(Saved entries)
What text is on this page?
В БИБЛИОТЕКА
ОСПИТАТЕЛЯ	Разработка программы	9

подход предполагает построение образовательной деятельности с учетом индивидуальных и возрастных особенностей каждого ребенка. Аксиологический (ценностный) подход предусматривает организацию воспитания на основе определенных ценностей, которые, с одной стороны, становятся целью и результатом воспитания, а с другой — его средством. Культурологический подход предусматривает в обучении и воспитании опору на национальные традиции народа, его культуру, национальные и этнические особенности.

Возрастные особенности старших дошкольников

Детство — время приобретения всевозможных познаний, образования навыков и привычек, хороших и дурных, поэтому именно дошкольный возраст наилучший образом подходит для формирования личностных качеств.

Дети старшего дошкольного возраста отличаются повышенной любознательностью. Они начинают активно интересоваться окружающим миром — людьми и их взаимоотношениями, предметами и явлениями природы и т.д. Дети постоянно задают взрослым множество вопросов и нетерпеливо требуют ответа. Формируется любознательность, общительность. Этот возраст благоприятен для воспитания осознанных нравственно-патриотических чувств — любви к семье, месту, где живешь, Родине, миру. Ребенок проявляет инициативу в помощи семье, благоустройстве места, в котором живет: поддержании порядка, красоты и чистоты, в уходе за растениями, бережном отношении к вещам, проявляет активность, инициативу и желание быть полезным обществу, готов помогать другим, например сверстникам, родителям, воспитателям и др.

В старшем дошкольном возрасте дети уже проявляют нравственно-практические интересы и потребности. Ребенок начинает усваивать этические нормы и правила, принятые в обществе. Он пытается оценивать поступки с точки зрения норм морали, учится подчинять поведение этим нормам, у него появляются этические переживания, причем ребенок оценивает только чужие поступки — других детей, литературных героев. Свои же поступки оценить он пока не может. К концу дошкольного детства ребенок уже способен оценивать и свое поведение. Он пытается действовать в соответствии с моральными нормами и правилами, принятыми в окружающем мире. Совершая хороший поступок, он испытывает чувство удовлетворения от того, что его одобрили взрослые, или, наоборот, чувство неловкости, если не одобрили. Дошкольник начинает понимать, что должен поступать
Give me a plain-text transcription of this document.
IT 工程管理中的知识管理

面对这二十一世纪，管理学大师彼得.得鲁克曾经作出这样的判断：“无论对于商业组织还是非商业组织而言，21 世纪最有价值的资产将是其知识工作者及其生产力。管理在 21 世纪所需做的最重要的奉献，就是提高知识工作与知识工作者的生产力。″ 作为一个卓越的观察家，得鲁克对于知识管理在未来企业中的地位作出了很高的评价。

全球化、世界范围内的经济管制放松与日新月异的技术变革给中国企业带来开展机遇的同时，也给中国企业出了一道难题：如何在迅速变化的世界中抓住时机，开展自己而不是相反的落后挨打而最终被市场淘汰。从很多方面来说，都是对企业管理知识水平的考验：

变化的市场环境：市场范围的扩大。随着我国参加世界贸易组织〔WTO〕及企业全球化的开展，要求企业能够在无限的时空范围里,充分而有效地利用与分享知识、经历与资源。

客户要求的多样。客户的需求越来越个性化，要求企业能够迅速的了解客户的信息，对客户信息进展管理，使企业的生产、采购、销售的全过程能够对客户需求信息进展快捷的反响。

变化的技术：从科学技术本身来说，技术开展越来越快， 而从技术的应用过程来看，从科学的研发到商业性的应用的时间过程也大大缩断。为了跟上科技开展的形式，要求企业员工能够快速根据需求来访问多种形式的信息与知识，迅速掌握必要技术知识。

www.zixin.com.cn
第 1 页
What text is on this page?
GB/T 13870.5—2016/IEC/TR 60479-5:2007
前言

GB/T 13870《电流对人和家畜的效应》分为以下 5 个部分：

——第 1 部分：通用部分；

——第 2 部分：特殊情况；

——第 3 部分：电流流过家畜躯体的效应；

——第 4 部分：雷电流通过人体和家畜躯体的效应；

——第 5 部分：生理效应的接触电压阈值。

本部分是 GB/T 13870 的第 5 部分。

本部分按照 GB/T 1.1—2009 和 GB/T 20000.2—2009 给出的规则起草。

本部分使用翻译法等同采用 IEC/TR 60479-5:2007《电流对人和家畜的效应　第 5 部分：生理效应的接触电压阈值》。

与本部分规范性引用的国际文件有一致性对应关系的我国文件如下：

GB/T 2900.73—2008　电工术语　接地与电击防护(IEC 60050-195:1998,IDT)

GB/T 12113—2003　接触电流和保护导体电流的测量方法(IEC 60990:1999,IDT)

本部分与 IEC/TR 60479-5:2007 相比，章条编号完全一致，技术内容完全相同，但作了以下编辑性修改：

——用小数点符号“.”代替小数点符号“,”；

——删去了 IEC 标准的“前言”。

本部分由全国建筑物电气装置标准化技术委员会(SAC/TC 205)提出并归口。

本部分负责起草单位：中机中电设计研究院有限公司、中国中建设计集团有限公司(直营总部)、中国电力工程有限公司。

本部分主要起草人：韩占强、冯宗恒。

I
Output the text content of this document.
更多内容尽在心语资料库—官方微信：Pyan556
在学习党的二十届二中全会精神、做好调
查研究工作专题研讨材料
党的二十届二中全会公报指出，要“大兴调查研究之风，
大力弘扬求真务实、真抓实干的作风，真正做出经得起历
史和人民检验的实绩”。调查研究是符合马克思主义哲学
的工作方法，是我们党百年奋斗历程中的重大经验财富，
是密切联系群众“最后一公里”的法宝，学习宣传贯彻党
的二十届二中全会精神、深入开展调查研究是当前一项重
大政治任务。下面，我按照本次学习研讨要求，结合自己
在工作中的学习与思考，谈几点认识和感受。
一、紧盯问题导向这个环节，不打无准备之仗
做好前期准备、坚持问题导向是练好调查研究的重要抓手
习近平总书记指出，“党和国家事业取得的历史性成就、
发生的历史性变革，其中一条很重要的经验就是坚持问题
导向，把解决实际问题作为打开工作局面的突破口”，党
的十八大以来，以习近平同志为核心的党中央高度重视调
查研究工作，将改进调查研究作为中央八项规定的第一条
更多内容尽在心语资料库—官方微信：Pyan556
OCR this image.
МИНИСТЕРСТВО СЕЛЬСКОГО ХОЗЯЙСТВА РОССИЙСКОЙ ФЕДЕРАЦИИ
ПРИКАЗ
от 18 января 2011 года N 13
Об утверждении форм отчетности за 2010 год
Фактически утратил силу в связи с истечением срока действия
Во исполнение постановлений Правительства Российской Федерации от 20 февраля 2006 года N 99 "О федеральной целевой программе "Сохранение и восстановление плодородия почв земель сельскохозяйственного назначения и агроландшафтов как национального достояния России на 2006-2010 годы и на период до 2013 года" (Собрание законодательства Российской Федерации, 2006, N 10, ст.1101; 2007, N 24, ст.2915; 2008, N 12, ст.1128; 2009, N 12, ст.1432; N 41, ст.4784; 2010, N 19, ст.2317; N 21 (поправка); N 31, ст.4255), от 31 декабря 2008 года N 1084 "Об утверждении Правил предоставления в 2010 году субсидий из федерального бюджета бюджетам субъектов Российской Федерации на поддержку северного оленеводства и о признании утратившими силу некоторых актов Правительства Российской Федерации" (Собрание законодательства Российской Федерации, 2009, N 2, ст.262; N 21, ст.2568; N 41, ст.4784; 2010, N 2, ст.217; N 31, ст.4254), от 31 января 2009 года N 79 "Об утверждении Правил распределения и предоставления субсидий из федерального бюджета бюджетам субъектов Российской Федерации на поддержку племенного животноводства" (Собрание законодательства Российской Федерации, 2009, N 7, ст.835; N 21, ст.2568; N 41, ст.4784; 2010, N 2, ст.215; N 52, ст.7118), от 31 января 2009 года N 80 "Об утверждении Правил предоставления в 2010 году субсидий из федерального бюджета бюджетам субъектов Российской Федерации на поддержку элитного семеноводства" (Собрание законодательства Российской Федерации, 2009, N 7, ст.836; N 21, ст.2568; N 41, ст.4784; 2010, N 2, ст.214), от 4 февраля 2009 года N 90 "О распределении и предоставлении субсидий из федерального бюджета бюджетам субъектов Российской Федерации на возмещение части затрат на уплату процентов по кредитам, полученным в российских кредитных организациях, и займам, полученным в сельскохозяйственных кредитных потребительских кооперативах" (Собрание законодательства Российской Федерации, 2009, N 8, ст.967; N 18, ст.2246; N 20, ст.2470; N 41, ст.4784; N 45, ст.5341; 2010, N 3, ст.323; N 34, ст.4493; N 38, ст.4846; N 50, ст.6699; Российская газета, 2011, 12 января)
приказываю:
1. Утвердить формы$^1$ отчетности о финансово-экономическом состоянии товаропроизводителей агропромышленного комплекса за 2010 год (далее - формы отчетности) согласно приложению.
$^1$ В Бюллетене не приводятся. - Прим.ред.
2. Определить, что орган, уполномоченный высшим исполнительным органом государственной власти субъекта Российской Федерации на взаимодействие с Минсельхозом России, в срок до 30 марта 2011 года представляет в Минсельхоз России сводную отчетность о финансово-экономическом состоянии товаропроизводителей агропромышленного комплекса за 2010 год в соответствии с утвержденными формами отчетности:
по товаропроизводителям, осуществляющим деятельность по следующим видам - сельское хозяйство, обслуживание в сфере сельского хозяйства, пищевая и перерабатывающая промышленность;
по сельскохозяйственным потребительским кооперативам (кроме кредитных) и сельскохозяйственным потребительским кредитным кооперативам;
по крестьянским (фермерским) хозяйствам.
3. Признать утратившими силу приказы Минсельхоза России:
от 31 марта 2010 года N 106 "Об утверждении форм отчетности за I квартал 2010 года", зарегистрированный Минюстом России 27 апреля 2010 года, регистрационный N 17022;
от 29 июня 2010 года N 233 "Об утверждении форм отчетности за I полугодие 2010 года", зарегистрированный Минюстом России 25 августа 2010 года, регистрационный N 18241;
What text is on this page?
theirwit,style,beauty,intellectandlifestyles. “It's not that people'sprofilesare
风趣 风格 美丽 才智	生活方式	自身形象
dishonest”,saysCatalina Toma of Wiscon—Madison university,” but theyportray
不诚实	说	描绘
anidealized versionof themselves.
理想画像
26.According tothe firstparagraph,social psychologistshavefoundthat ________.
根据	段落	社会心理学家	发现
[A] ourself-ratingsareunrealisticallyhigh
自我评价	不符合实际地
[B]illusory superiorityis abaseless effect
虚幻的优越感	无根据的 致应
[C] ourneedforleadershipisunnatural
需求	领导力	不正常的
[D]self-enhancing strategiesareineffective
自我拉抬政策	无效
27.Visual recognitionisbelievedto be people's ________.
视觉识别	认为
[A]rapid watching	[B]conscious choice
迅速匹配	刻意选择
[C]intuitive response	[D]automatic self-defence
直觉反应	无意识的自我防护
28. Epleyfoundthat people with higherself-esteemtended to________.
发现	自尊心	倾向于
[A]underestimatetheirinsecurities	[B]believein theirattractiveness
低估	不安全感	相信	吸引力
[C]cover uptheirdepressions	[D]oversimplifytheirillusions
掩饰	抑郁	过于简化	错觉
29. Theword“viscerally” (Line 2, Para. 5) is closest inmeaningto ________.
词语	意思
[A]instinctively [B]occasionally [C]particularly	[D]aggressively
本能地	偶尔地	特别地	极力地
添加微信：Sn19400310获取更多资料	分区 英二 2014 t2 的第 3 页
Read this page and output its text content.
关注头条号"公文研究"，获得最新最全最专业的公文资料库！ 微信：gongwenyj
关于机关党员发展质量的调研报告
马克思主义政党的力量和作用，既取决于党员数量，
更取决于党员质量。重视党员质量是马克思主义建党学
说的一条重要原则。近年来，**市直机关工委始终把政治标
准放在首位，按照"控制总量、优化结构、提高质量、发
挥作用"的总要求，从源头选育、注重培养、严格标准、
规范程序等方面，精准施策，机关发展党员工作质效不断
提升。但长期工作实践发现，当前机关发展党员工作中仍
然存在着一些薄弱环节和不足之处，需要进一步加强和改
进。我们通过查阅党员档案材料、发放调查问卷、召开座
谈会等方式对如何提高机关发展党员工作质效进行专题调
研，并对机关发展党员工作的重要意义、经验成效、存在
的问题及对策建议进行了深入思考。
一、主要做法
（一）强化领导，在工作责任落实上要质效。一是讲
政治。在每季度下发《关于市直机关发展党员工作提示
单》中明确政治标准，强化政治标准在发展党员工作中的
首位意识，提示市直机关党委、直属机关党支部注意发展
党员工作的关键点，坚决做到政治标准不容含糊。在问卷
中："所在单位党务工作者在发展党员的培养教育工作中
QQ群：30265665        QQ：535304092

* [GIVEN INSTRUCTION]
Extract every line from the one with "Read this page and output its text content." down to the final line above, both included, exactly as written.

* [OUTPUT OF THE EXERCISE]
Read this page and output its text content.
关注头条号"公文研究"，获得最新最全最专业的公文资料库！ 微信：gongwenyj
关于机关党员发展质量的调研报告
马克思主义政党的力量和作用，既取决于党员数量，
更取决于党员质量。重视党员质量是马克思主义建党学
说的一条重要原则。近年来，**市直机关工委始终把政治标
准放在首位，按照"控制总量、优化结构、提高质量、发
挥作用"的总要求，从源头选育、注重培养、严格标准、
规范程序等方面，精准施策，机关发展党员工作质效不断
提升。但长期工作实践发现，当前机关发展党员工作中仍
然存在着一些薄弱环节和不足之处，需要进一步加强和改
进。我们通过查阅党员档案材料、发放调查问卷、召开座
谈会等方式对如何提高机关发展党员工作质效进行专题调
研，并对机关发展党员工作的重要意义、经验成效、存在
的问题及对策建议进行了深入思考。
一、主要做法
（一）强化领导，在工作责任落实上要质效。一是讲
政治。在每季度下发《关于市直机关发展党员工作提示
单》中明确政治标准，强化政治标准在发展党员工作中的
首位意识，提示市直机关党委、直属机关党支部注意发展
党员工作的关键点，坚决做到政治标准不容含糊。在问卷
中："所在单位党务工作者在发展党员的培养教育工作中
QQ群：30265665        QQ：535304092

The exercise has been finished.